*Supplied material*.

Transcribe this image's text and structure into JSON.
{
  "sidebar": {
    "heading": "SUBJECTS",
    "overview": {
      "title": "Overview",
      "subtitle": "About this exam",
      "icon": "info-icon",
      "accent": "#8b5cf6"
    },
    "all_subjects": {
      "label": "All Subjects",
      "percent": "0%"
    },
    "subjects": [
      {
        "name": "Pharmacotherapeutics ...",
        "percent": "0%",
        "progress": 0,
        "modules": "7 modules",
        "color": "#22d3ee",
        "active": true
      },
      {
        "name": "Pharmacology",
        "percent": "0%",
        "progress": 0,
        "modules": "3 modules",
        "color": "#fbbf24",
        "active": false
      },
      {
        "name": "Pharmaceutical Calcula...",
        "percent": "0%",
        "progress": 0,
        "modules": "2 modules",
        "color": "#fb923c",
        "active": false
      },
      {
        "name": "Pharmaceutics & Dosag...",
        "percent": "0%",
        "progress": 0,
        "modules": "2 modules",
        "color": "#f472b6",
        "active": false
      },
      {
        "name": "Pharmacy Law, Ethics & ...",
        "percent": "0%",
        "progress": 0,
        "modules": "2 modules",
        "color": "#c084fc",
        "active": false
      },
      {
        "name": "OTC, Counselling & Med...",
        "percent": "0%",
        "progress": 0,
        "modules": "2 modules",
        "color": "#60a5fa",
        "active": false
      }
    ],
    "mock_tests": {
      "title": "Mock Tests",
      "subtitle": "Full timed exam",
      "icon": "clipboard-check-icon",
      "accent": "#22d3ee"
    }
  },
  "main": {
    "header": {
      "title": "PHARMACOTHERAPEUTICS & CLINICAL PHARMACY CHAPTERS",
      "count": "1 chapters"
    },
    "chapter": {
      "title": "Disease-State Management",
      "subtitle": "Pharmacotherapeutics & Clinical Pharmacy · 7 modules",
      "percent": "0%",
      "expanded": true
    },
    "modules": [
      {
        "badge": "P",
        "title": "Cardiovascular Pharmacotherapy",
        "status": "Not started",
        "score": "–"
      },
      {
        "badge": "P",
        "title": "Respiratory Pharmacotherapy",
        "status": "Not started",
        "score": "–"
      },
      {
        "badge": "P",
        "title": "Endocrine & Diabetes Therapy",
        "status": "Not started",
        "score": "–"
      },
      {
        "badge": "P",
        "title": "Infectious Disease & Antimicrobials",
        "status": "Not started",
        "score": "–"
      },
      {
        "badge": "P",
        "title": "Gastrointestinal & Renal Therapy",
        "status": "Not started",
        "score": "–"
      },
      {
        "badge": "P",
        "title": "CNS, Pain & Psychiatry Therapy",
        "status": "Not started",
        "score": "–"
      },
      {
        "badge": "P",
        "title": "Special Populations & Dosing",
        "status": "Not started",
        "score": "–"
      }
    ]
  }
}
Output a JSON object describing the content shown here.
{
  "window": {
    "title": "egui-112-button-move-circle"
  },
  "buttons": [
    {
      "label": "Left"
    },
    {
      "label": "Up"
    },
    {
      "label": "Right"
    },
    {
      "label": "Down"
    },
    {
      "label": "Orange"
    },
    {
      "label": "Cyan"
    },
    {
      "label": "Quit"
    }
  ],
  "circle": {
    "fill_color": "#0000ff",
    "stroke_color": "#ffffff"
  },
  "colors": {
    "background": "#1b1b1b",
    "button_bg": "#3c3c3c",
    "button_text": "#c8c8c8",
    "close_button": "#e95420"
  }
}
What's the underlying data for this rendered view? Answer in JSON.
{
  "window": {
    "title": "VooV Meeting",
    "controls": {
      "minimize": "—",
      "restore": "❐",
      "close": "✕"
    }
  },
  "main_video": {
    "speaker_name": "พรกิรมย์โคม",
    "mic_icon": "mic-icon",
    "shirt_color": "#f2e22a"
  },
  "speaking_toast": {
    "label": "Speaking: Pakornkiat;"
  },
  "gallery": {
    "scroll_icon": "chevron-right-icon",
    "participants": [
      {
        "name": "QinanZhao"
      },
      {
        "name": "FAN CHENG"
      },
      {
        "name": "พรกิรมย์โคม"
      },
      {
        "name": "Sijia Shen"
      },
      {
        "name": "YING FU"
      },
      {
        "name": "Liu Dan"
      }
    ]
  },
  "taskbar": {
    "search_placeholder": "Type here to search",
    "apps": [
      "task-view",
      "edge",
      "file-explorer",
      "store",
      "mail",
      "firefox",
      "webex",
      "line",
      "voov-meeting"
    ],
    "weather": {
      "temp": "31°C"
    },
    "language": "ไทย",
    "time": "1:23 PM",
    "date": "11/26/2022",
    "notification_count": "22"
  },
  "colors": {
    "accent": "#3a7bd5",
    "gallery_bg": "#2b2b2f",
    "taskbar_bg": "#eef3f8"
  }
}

*Objective*. Type the material above out again, exactly.

*Full solution*.
Transcribe this image's text and structure into JSON.
{
  "sidebar": {
    "heading": "SUBJECTS",
    "overview": {
      "title": "Overview",
      "subtitle": "About this exam",
      "icon": "info-icon",
      "accent": "#8b5cf6"
    },
    "all_subjects": {
      "label": "All Subjects",
      "percent": "0%"
    },
    "subjects": [
      {
        "name": "Pharmacotherapeutics ...",
        "percent": "0%",
        "progress": 0,
        "modules": "7 modules",
        "color": "#22d3ee",
        "active": true
      },
      {
        "name": "Pharmacology",
        "percent": "0%",
        "progress": 0,
        "modules": "3 modules",
        "color": "#fbbf24",
        "active": false
      },
      {
        "name": "Pharmaceutical Calcula...",
        "percent": "0%",
        "progress": 0,
        "modules": "2 modules",
        "color": "#fb923c",
        "active": false
      },
      {
        "name": "Pharmaceutics & Dosag...",
        "percent": "0%",
        "progress": 0,
        "modules": "2 modules",
        "color": "#f472b6",
        "active": false
      },
      {
        "name": "Pharmacy Law, Ethics & ...",
        "percent": "0%",
        "progress": 0,
        "modules": "2 modules",
        "color": "#c084fc",
        "active": false
      },
      {
        "name": "OTC, Counselling & Med...",
        "percent": "0%",
        "progress": 0,
        "modules": "2 modules",
        "color": "#60a5fa",
        "active": false
      }
    ],
    "mock_tests": {
      "title": "Mock Tests",
      "subtitle": "Full timed exam",
      "icon": "clipboard-check-icon",
      "accent": "#22d3ee"
    }
  },
  "main": {
    "header": {
      "title": "PHARMACOTHERAPEUTICS & CLINICAL PHARMACY CHAPTERS",
      "count": "1 chapters"
    },
    "chapter": {
      "title": "Disease-State Management",
      "subtitle": "Pharmacotherapeutics & Clinical Pharmacy · 7 modules",
      "percent": "0%",
      "expanded": true
    },
    "modules": [
      {
        "badge": "P",
        "title": "Cardiovascular Pharmacotherapy",
        "status": "Not started",
        "score": "–"
      },
      {
        "badge": "P",
        "title": "Respiratory Pharmacotherapy",
        "status": "Not started",
        "score": "–"
      },
      {
        "badge": "P",
        "title": "Endocrine & Diabetes Therapy",
        "status": "Not started",
        "score": "–"
      },
      {
        "badge": "P",
        "title": "Infectious Disease & Antimicrobials",
        "status": "Not started",
        "score": "–"
      },
      {
        "badge": "P",
        "title": "Gastrointestinal & Renal Therapy",
        "status": "Not started",
        "score": "–"
      },
      {
        "badge": "P",
        "title": "CNS, Pain & Psychiatry Therapy",
        "status": "Not started",
        "score": "–"
      },
      {
        "badge": "P",
        "title": "Special Populations & Dosing",
        "status": "Not started",
        "score": "–"
      }
    ]
  }
}
Output a JSON object describing the content shown here.
{
  "window": {
    "title": "egui-112-button-move-circle"
  },
  "buttons": [
    {
      "label": "Left"
    },
    {
      "label": "Up"
    },
    {
      "label": "Right"
    },
    {
      "label": "Down"
    },
    {
      "label": "Orange"
    },
    {
      "label": "Cyan"
    },
    {
      "label": "Quit"
    }
  ],
  "circle": {
    "fill_color": "#0000ff",
    "stroke_color": "#ffffff"
  },
  "colors": {
    "background": "#1b1b1b",
    "button_bg": "#3c3c3c",
    "button_text": "#c8c8c8",
    "close_button": "#e95420"
  }
}
What's the underlying data for this rendered view? Answer in JSON.
{
  "window": {
    "title": "VooV Meeting",
    "controls": {
      "minimize": "—",
      "restore": "❐",
      "close": "✕"
    }
  },
  "main_video": {
    "speaker_name": "พรกิรมย์โคม",
    "mic_icon": "mic-icon",
    "shirt_color": "#f2e22a"
  },
  "speaking_toast": {
    "label": "Speaking: Pakornkiat;"
  },
  "gallery": {
    "scroll_icon": "chevron-right-icon",
    "participants": [
      {
        "name": "QinanZhao"
      },
      {
        "name": "FAN CHENG"
      },
      {
        "name": "พรกิรมย์โคม"
      },
      {
        "name": "Sijia Shen"
      },
      {
        "name": "YING FU"
      },
      {
        "name": "Liu Dan"
      }
    ]
  },
  "taskbar": {
    "search_placeholder": "Type here to search",
    "apps": [
      "task-view",
      "edge",
      "file-explorer",
      "store",
      "mail",
      "firefox",
      "webex",
      "line",
      "voov-meeting"
    ],
    "weather": {
      "temp": "31°C"
    },
    "language": "ไทย",
    "time": "1:23 PM",
    "date": "11/26/2022",
    "notification_count": "22"
  },
  "colors": {
    "accent": "#3a7bd5",
    "gallery_bg": "#2b2b2f",
    "taskbar_bg": "#eef3f8"
  }
}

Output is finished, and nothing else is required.